◆ Short task
Reproduce the records below exactly as they appear.

◆ Entries provided

**********

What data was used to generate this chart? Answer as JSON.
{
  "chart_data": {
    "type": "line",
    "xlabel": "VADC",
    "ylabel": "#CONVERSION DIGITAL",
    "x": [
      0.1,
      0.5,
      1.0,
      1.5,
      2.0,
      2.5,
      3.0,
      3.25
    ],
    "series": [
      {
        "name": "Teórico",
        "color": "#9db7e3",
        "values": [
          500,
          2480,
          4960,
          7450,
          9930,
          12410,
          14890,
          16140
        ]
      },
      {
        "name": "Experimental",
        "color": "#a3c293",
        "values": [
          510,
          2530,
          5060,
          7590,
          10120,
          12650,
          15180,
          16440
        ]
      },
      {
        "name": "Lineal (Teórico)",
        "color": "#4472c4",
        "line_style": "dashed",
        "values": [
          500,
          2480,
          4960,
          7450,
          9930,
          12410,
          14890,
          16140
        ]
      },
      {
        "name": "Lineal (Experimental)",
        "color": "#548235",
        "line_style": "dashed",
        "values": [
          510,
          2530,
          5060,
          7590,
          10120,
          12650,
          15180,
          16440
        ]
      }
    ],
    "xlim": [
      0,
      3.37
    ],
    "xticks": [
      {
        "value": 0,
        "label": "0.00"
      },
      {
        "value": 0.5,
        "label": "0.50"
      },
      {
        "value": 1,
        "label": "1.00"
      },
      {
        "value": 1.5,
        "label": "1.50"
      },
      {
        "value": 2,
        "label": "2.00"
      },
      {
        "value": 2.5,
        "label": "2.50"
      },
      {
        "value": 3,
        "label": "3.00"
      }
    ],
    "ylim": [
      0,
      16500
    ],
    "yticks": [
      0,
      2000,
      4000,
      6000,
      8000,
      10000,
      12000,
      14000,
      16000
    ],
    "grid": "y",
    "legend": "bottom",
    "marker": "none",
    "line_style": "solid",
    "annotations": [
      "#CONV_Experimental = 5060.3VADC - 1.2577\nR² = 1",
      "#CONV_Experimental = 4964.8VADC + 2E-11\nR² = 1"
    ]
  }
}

**********

◆ Exercise response
What data was used to generate this chart? Answer as JSON.
{
  "chart_data": {
    "type": "line",
    "xlabel": "VADC",
    "ylabel": "#CONVERSION DIGITAL",
    "x": [
      0.1,
      0.5,
      1.0,
      1.5,
      2.0,
      2.5,
      3.0,
      3.25
    ],
    "series": [
      {
        "name": "Teórico",
        "color": "#9db7e3",
        "values": [
          500,
          2480,
          4960,
          7450,
          9930,
          12410,
          14890,
          16140
        ]
      },
      {
        "name": "Experimental",
        "color": "#a3c293",
        "values": [
          510,
          2530,
          5060,
          7590,
          10120,
          12650,
          15180,
          16440
        ]
      },
      {
        "name": "Lineal (Teórico)",
        "color": "#4472c4",
        "line_style": "dashed",
        "values": [
          500,
          2480,
          4960,
          7450,
          9930,
          12410,
          14890,
          16140
        ]
      },
      {
        "name": "Lineal (Experimental)",
        "color": "#548235",
        "line_style": "dashed",
        "values": [
          510,
          2530,
          5060,
          7590,
          10120,
          12650,
          15180,
          16440
        ]
      }
    ],
    "xlim": [
      0,
      3.37
    ],
    "xticks": [
      {
        "value": 0,
        "label": "0.00"
      },
      {
        "value": 0.5,
        "label": "0.50"
      },
      {
        "value": 1,
        "label": "1.00"
      },
      {
        "value": 1.5,
        "label": "1.50"
      },
      {
        "value": 2,
        "label": "2.00"
      },
      {
        "value": 2.5,
        "label": "2.50"
      },
      {
        "value": 3,
        "label": "3.00"
      }
    ],
    "ylim": [
      0,
      16500
    ],
    "yticks": [
      0,
      2000,
      4000,
      6000,
      8000,
      10000,
      12000,
      14000,
      16000
    ],
    "grid": "y",
    "legend": "bottom",
    "marker": "none",
    "line_style": "solid",
    "annotations": [
      "#CONV_Experimental = 5060.3VADC - 1.2577\nR² = 1",
      "#CONV_Experimental = 4964.8VADC + 2E-11\nR² = 1"
    ]
  }
}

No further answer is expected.